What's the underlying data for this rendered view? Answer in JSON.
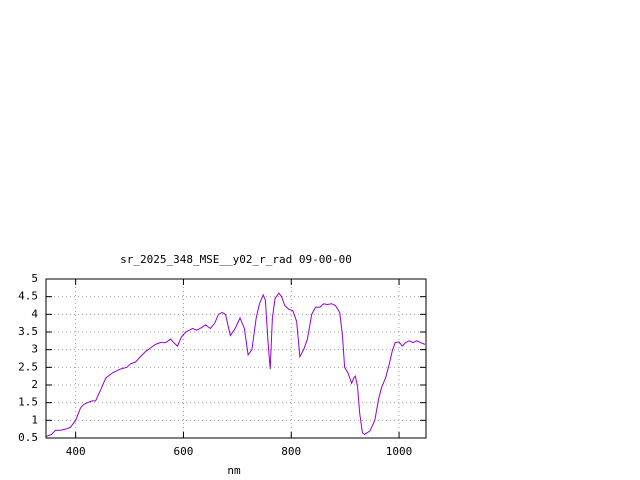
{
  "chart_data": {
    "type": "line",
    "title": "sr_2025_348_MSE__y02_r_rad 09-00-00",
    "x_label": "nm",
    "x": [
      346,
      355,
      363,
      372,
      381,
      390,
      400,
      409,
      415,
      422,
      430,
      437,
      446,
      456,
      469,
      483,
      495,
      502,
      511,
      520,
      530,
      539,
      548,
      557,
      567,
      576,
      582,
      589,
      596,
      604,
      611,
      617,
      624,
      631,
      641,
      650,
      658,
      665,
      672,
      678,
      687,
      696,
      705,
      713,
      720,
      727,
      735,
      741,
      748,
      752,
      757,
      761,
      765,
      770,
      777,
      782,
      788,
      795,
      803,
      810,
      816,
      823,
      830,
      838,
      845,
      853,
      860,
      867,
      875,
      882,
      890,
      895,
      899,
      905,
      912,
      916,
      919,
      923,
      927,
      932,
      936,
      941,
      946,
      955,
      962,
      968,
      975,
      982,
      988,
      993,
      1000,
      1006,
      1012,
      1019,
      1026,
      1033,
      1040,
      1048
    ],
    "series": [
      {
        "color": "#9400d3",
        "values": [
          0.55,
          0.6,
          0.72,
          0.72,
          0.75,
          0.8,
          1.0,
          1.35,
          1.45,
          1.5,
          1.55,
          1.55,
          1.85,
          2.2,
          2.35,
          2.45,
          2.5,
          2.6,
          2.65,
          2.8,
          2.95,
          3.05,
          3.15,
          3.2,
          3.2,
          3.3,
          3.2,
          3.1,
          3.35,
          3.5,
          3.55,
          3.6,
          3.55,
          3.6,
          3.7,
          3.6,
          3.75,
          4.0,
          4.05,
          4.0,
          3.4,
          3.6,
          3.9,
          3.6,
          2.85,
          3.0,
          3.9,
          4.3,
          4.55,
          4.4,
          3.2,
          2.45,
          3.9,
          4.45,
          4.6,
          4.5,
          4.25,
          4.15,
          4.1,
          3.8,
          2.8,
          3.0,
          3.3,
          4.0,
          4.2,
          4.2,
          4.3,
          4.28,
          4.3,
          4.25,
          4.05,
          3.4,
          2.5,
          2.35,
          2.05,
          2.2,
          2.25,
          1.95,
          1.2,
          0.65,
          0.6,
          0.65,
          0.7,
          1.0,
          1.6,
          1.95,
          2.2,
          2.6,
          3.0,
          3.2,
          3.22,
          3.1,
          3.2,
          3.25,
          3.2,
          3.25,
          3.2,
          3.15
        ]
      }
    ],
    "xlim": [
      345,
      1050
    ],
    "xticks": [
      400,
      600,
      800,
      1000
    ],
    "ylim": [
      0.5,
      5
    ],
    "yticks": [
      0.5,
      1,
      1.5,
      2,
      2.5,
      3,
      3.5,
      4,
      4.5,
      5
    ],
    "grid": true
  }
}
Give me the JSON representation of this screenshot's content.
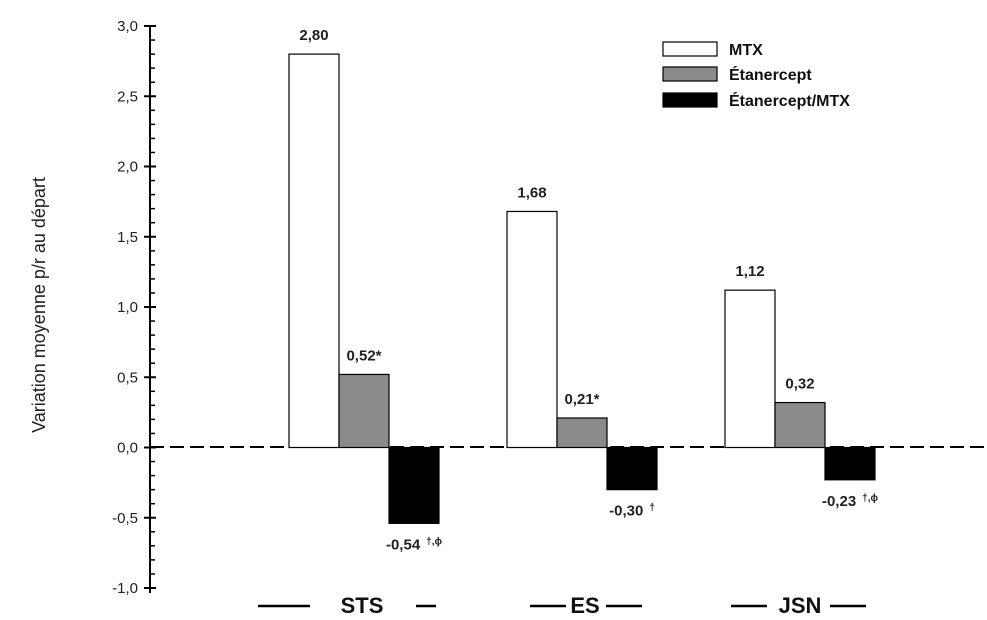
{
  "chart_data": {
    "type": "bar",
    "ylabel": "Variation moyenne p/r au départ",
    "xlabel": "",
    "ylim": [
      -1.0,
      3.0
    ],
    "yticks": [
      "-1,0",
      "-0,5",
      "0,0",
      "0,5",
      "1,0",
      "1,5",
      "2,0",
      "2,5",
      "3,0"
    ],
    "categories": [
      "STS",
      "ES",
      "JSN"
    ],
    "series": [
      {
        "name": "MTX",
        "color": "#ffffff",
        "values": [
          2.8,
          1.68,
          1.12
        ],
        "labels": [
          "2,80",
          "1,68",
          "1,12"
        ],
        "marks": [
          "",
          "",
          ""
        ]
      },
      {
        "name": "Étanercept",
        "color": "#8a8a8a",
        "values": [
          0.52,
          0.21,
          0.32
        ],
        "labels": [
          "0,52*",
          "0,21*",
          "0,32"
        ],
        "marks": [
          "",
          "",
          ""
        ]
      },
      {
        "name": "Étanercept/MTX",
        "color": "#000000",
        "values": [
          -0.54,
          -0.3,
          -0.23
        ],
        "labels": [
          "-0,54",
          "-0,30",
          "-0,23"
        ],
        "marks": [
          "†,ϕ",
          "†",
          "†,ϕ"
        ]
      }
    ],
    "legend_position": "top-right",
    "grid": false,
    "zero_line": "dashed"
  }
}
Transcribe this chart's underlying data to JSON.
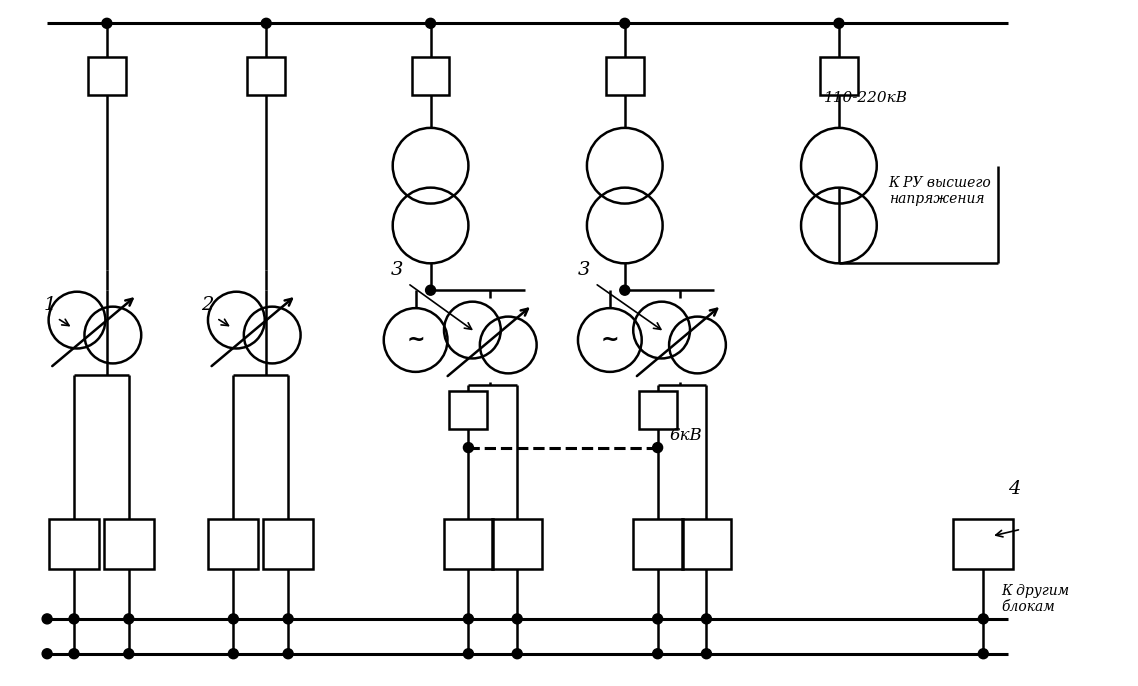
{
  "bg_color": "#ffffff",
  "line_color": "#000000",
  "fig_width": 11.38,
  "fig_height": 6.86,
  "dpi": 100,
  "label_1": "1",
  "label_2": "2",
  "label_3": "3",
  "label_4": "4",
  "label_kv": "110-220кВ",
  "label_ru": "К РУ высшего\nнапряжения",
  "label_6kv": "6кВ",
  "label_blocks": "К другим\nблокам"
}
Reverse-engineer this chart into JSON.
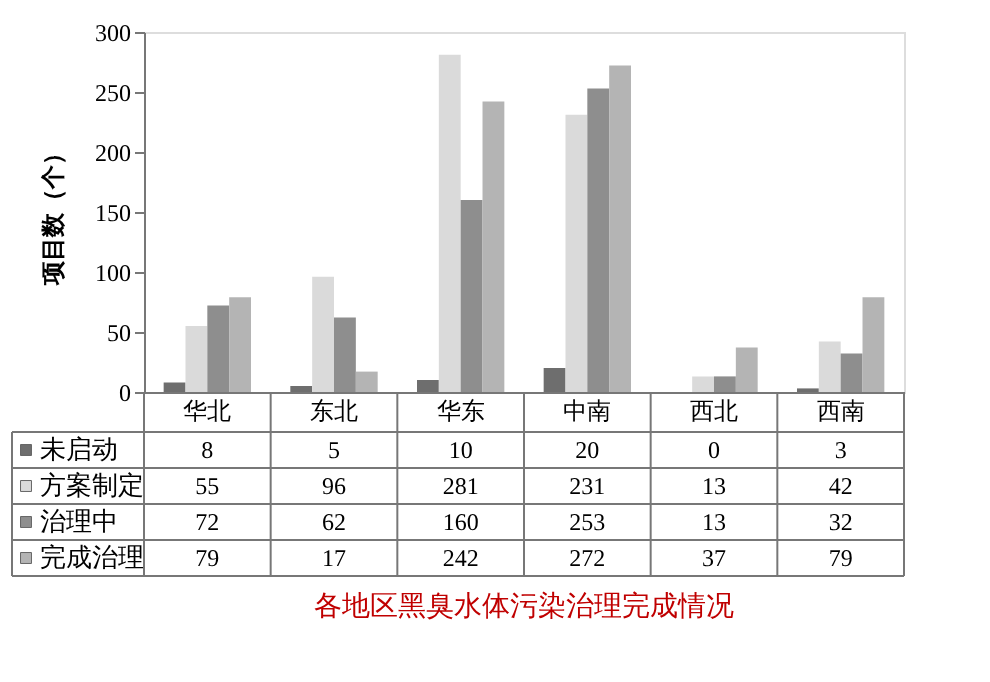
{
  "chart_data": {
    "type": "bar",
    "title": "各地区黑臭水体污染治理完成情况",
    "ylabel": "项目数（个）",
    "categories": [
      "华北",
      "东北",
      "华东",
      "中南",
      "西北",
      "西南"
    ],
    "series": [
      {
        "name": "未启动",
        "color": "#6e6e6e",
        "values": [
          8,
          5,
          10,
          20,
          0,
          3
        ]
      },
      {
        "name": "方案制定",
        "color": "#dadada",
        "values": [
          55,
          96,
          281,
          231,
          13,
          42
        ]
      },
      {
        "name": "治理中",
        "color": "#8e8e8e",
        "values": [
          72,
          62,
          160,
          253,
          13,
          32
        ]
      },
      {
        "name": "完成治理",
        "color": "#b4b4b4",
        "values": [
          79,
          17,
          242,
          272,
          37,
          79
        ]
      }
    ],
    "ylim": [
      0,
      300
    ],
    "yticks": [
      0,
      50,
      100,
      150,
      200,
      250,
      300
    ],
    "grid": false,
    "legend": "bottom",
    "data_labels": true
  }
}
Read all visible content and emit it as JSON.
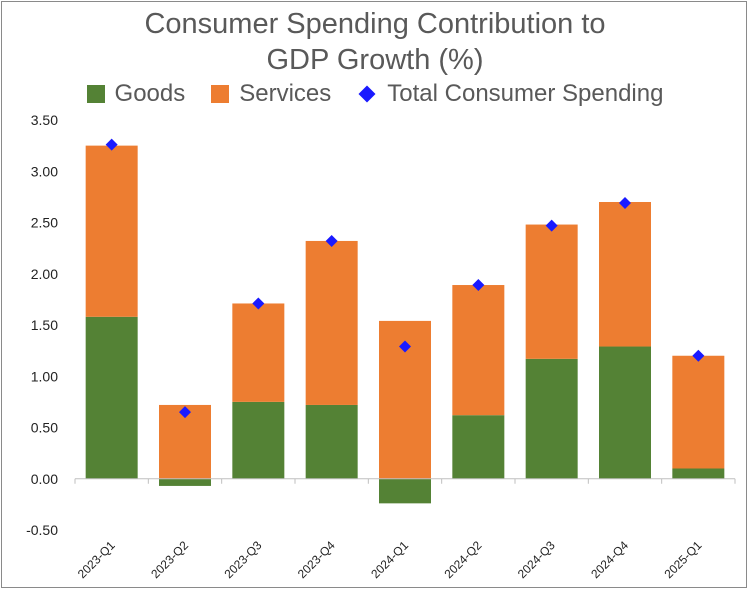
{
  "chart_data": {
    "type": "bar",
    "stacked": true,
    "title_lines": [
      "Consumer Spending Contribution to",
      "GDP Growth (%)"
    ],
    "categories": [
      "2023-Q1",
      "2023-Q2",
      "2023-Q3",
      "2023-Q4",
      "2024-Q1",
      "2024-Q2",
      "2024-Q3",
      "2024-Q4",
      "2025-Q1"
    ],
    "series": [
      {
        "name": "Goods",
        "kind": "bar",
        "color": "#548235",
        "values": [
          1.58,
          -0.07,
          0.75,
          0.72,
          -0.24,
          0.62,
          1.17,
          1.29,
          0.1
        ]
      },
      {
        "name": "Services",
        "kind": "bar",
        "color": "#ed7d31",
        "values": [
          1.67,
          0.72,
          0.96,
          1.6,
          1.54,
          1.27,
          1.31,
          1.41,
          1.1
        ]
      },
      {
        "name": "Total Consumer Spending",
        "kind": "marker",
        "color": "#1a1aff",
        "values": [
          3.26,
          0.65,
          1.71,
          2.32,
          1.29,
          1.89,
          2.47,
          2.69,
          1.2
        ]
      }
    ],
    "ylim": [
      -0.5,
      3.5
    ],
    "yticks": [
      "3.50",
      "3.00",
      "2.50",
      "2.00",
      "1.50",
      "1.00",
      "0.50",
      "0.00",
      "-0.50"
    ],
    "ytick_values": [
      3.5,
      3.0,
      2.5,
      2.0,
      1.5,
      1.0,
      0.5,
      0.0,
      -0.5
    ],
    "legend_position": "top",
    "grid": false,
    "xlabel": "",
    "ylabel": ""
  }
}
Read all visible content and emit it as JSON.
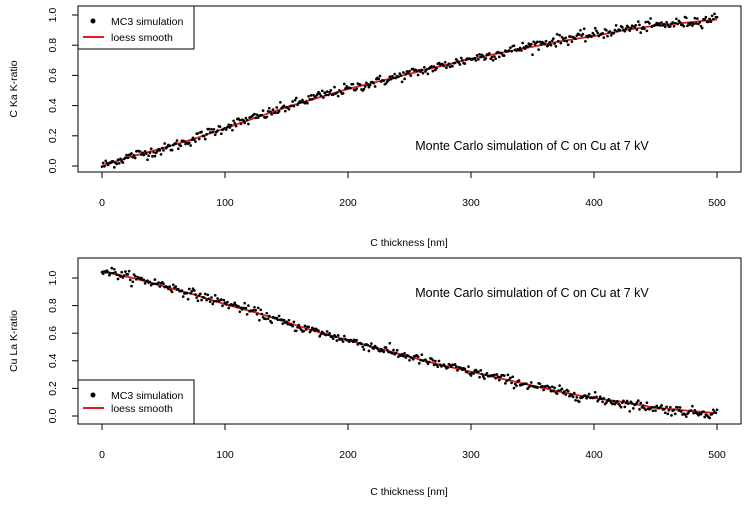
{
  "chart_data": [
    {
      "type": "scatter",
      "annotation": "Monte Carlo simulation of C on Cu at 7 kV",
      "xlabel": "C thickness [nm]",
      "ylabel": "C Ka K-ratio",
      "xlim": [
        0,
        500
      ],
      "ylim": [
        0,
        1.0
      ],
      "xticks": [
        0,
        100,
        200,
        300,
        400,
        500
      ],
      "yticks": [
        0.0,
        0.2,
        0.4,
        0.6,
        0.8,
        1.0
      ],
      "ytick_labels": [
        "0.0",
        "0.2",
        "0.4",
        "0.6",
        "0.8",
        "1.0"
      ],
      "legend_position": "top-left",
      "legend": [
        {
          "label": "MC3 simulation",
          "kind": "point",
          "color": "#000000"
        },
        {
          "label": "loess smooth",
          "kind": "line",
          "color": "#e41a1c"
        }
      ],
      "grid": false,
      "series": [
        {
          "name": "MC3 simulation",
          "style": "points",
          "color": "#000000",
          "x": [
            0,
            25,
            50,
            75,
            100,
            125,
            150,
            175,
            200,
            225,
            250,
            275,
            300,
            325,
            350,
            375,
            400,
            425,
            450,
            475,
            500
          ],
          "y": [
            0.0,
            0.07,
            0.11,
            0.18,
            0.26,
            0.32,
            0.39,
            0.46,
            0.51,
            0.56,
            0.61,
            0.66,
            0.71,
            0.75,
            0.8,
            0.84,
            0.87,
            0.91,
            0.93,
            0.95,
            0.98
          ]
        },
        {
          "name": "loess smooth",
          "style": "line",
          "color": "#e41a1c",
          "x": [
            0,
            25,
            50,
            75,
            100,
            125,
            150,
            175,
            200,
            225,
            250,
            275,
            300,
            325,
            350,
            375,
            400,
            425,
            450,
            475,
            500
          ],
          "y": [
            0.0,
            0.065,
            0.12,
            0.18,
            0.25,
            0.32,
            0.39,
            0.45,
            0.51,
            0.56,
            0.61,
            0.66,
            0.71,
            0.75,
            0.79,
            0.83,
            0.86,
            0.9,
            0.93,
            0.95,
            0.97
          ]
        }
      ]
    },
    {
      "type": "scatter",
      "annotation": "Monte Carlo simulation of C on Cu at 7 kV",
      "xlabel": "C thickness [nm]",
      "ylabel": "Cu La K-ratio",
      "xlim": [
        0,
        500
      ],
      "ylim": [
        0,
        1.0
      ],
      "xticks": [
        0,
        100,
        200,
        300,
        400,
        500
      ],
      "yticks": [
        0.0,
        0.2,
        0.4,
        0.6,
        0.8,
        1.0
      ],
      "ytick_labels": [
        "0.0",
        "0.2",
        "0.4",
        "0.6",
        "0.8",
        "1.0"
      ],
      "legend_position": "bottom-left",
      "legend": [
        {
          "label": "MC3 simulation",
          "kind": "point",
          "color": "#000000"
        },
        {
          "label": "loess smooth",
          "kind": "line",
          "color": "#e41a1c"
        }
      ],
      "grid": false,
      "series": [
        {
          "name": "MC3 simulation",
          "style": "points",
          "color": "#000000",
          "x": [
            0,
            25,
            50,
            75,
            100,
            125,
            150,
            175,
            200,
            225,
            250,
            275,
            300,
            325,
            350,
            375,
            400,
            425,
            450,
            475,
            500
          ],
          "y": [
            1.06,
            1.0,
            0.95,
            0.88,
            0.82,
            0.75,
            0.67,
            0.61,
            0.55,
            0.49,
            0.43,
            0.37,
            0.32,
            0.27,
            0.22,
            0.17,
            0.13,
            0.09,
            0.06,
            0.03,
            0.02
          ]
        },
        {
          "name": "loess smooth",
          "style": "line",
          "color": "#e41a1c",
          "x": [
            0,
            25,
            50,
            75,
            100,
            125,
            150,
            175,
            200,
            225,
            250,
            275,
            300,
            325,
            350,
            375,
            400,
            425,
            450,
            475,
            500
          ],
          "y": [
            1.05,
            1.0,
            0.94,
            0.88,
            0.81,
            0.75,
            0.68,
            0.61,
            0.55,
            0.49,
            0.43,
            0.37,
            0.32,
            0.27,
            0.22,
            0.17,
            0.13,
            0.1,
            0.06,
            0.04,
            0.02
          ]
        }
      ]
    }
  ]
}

--

## What you have to do:
Look for the word "ylabel" in every line of the listing and copy the lines that have it.

## Task output:
    "ylabel": "Variation moyenne p/r au départ",
    "ylabel": "项目数（个）",
    "ylabel": ""
      "ylabel": "C Ka K-ratio",
      "ylabel": "Cu La K-ratio",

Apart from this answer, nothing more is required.